BRIEF:
Exclude all pictures, then copy each of the records exactly as written.

☆ ☆ ☆ ☆ ☆ ☆ ☆

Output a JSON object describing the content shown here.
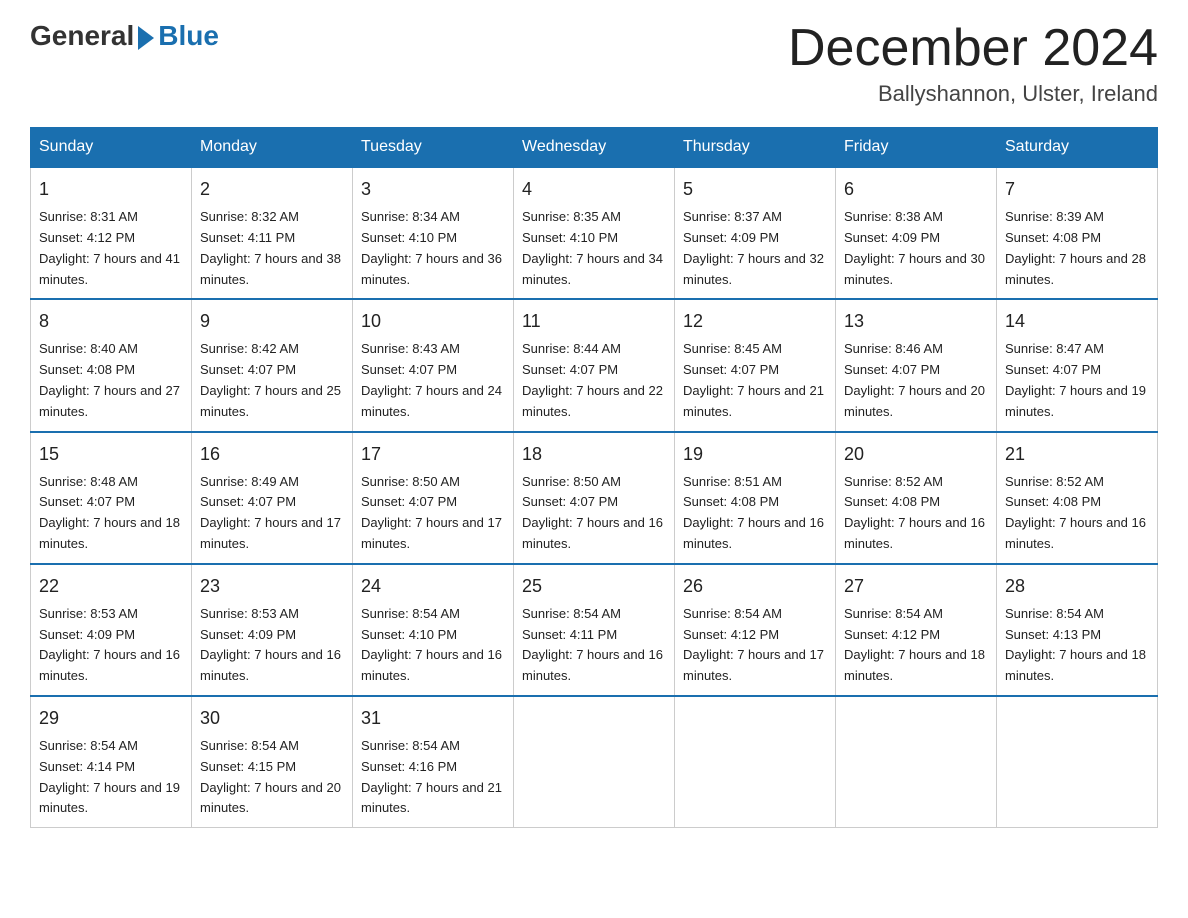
{
  "header": {
    "logo_general": "General",
    "logo_blue": "Blue",
    "month_title": "December 2024",
    "location": "Ballyshannon, Ulster, Ireland"
  },
  "days_of_week": [
    "Sunday",
    "Monday",
    "Tuesday",
    "Wednesday",
    "Thursday",
    "Friday",
    "Saturday"
  ],
  "weeks": [
    [
      {
        "num": "1",
        "sunrise": "8:31 AM",
        "sunset": "4:12 PM",
        "daylight": "7 hours and 41 minutes."
      },
      {
        "num": "2",
        "sunrise": "8:32 AM",
        "sunset": "4:11 PM",
        "daylight": "7 hours and 38 minutes."
      },
      {
        "num": "3",
        "sunrise": "8:34 AM",
        "sunset": "4:10 PM",
        "daylight": "7 hours and 36 minutes."
      },
      {
        "num": "4",
        "sunrise": "8:35 AM",
        "sunset": "4:10 PM",
        "daylight": "7 hours and 34 minutes."
      },
      {
        "num": "5",
        "sunrise": "8:37 AM",
        "sunset": "4:09 PM",
        "daylight": "7 hours and 32 minutes."
      },
      {
        "num": "6",
        "sunrise": "8:38 AM",
        "sunset": "4:09 PM",
        "daylight": "7 hours and 30 minutes."
      },
      {
        "num": "7",
        "sunrise": "8:39 AM",
        "sunset": "4:08 PM",
        "daylight": "7 hours and 28 minutes."
      }
    ],
    [
      {
        "num": "8",
        "sunrise": "8:40 AM",
        "sunset": "4:08 PM",
        "daylight": "7 hours and 27 minutes."
      },
      {
        "num": "9",
        "sunrise": "8:42 AM",
        "sunset": "4:07 PM",
        "daylight": "7 hours and 25 minutes."
      },
      {
        "num": "10",
        "sunrise": "8:43 AM",
        "sunset": "4:07 PM",
        "daylight": "7 hours and 24 minutes."
      },
      {
        "num": "11",
        "sunrise": "8:44 AM",
        "sunset": "4:07 PM",
        "daylight": "7 hours and 22 minutes."
      },
      {
        "num": "12",
        "sunrise": "8:45 AM",
        "sunset": "4:07 PM",
        "daylight": "7 hours and 21 minutes."
      },
      {
        "num": "13",
        "sunrise": "8:46 AM",
        "sunset": "4:07 PM",
        "daylight": "7 hours and 20 minutes."
      },
      {
        "num": "14",
        "sunrise": "8:47 AM",
        "sunset": "4:07 PM",
        "daylight": "7 hours and 19 minutes."
      }
    ],
    [
      {
        "num": "15",
        "sunrise": "8:48 AM",
        "sunset": "4:07 PM",
        "daylight": "7 hours and 18 minutes."
      },
      {
        "num": "16",
        "sunrise": "8:49 AM",
        "sunset": "4:07 PM",
        "daylight": "7 hours and 17 minutes."
      },
      {
        "num": "17",
        "sunrise": "8:50 AM",
        "sunset": "4:07 PM",
        "daylight": "7 hours and 17 minutes."
      },
      {
        "num": "18",
        "sunrise": "8:50 AM",
        "sunset": "4:07 PM",
        "daylight": "7 hours and 16 minutes."
      },
      {
        "num": "19",
        "sunrise": "8:51 AM",
        "sunset": "4:08 PM",
        "daylight": "7 hours and 16 minutes."
      },
      {
        "num": "20",
        "sunrise": "8:52 AM",
        "sunset": "4:08 PM",
        "daylight": "7 hours and 16 minutes."
      },
      {
        "num": "21",
        "sunrise": "8:52 AM",
        "sunset": "4:08 PM",
        "daylight": "7 hours and 16 minutes."
      }
    ],
    [
      {
        "num": "22",
        "sunrise": "8:53 AM",
        "sunset": "4:09 PM",
        "daylight": "7 hours and 16 minutes."
      },
      {
        "num": "23",
        "sunrise": "8:53 AM",
        "sunset": "4:09 PM",
        "daylight": "7 hours and 16 minutes."
      },
      {
        "num": "24",
        "sunrise": "8:54 AM",
        "sunset": "4:10 PM",
        "daylight": "7 hours and 16 minutes."
      },
      {
        "num": "25",
        "sunrise": "8:54 AM",
        "sunset": "4:11 PM",
        "daylight": "7 hours and 16 minutes."
      },
      {
        "num": "26",
        "sunrise": "8:54 AM",
        "sunset": "4:12 PM",
        "daylight": "7 hours and 17 minutes."
      },
      {
        "num": "27",
        "sunrise": "8:54 AM",
        "sunset": "4:12 PM",
        "daylight": "7 hours and 18 minutes."
      },
      {
        "num": "28",
        "sunrise": "8:54 AM",
        "sunset": "4:13 PM",
        "daylight": "7 hours and 18 minutes."
      }
    ],
    [
      {
        "num": "29",
        "sunrise": "8:54 AM",
        "sunset": "4:14 PM",
        "daylight": "7 hours and 19 minutes."
      },
      {
        "num": "30",
        "sunrise": "8:54 AM",
        "sunset": "4:15 PM",
        "daylight": "7 hours and 20 minutes."
      },
      {
        "num": "31",
        "sunrise": "8:54 AM",
        "sunset": "4:16 PM",
        "daylight": "7 hours and 21 minutes."
      },
      null,
      null,
      null,
      null
    ]
  ]
}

☆ ☆ ☆ ☆ ☆ ☆ ☆

COMPLETE RESPONSE:
Output a JSON object describing the content shown here.
{
  "header": {
    "logo_general": "General",
    "logo_blue": "Blue",
    "month_title": "December 2024",
    "location": "Ballyshannon, Ulster, Ireland"
  },
  "days_of_week": [
    "Sunday",
    "Monday",
    "Tuesday",
    "Wednesday",
    "Thursday",
    "Friday",
    "Saturday"
  ],
  "weeks": [
    [
      {
        "num": "1",
        "sunrise": "8:31 AM",
        "sunset": "4:12 PM",
        "daylight": "7 hours and 41 minutes."
      },
      {
        "num": "2",
        "sunrise": "8:32 AM",
        "sunset": "4:11 PM",
        "daylight": "7 hours and 38 minutes."
      },
      {
        "num": "3",
        "sunrise": "8:34 AM",
        "sunset": "4:10 PM",
        "daylight": "7 hours and 36 minutes."
      },
      {
        "num": "4",
        "sunrise": "8:35 AM",
        "sunset": "4:10 PM",
        "daylight": "7 hours and 34 minutes."
      },
      {
        "num": "5",
        "sunrise": "8:37 AM",
        "sunset": "4:09 PM",
        "daylight": "7 hours and 32 minutes."
      },
      {
        "num": "6",
        "sunrise": "8:38 AM",
        "sunset": "4:09 PM",
        "daylight": "7 hours and 30 minutes."
      },
      {
        "num": "7",
        "sunrise": "8:39 AM",
        "sunset": "4:08 PM",
        "daylight": "7 hours and 28 minutes."
      }
    ],
    [
      {
        "num": "8",
        "sunrise": "8:40 AM",
        "sunset": "4:08 PM",
        "daylight": "7 hours and 27 minutes."
      },
      {
        "num": "9",
        "sunrise": "8:42 AM",
        "sunset": "4:07 PM",
        "daylight": "7 hours and 25 minutes."
      },
      {
        "num": "10",
        "sunrise": "8:43 AM",
        "sunset": "4:07 PM",
        "daylight": "7 hours and 24 minutes."
      },
      {
        "num": "11",
        "sunrise": "8:44 AM",
        "sunset": "4:07 PM",
        "daylight": "7 hours and 22 minutes."
      },
      {
        "num": "12",
        "sunrise": "8:45 AM",
        "sunset": "4:07 PM",
        "daylight": "7 hours and 21 minutes."
      },
      {
        "num": "13",
        "sunrise": "8:46 AM",
        "sunset": "4:07 PM",
        "daylight": "7 hours and 20 minutes."
      },
      {
        "num": "14",
        "sunrise": "8:47 AM",
        "sunset": "4:07 PM",
        "daylight": "7 hours and 19 minutes."
      }
    ],
    [
      {
        "num": "15",
        "sunrise": "8:48 AM",
        "sunset": "4:07 PM",
        "daylight": "7 hours and 18 minutes."
      },
      {
        "num": "16",
        "sunrise": "8:49 AM",
        "sunset": "4:07 PM",
        "daylight": "7 hours and 17 minutes."
      },
      {
        "num": "17",
        "sunrise": "8:50 AM",
        "sunset": "4:07 PM",
        "daylight": "7 hours and 17 minutes."
      },
      {
        "num": "18",
        "sunrise": "8:50 AM",
        "sunset": "4:07 PM",
        "daylight": "7 hours and 16 minutes."
      },
      {
        "num": "19",
        "sunrise": "8:51 AM",
        "sunset": "4:08 PM",
        "daylight": "7 hours and 16 minutes."
      },
      {
        "num": "20",
        "sunrise": "8:52 AM",
        "sunset": "4:08 PM",
        "daylight": "7 hours and 16 minutes."
      },
      {
        "num": "21",
        "sunrise": "8:52 AM",
        "sunset": "4:08 PM",
        "daylight": "7 hours and 16 minutes."
      }
    ],
    [
      {
        "num": "22",
        "sunrise": "8:53 AM",
        "sunset": "4:09 PM",
        "daylight": "7 hours and 16 minutes."
      },
      {
        "num": "23",
        "sunrise": "8:53 AM",
        "sunset": "4:09 PM",
        "daylight": "7 hours and 16 minutes."
      },
      {
        "num": "24",
        "sunrise": "8:54 AM",
        "sunset": "4:10 PM",
        "daylight": "7 hours and 16 minutes."
      },
      {
        "num": "25",
        "sunrise": "8:54 AM",
        "sunset": "4:11 PM",
        "daylight": "7 hours and 16 minutes."
      },
      {
        "num": "26",
        "sunrise": "8:54 AM",
        "sunset": "4:12 PM",
        "daylight": "7 hours and 17 minutes."
      },
      {
        "num": "27",
        "sunrise": "8:54 AM",
        "sunset": "4:12 PM",
        "daylight": "7 hours and 18 minutes."
      },
      {
        "num": "28",
        "sunrise": "8:54 AM",
        "sunset": "4:13 PM",
        "daylight": "7 hours and 18 minutes."
      }
    ],
    [
      {
        "num": "29",
        "sunrise": "8:54 AM",
        "sunset": "4:14 PM",
        "daylight": "7 hours and 19 minutes."
      },
      {
        "num": "30",
        "sunrise": "8:54 AM",
        "sunset": "4:15 PM",
        "daylight": "7 hours and 20 minutes."
      },
      {
        "num": "31",
        "sunrise": "8:54 AM",
        "sunset": "4:16 PM",
        "daylight": "7 hours and 21 minutes."
      },
      null,
      null,
      null,
      null
    ]
  ]
}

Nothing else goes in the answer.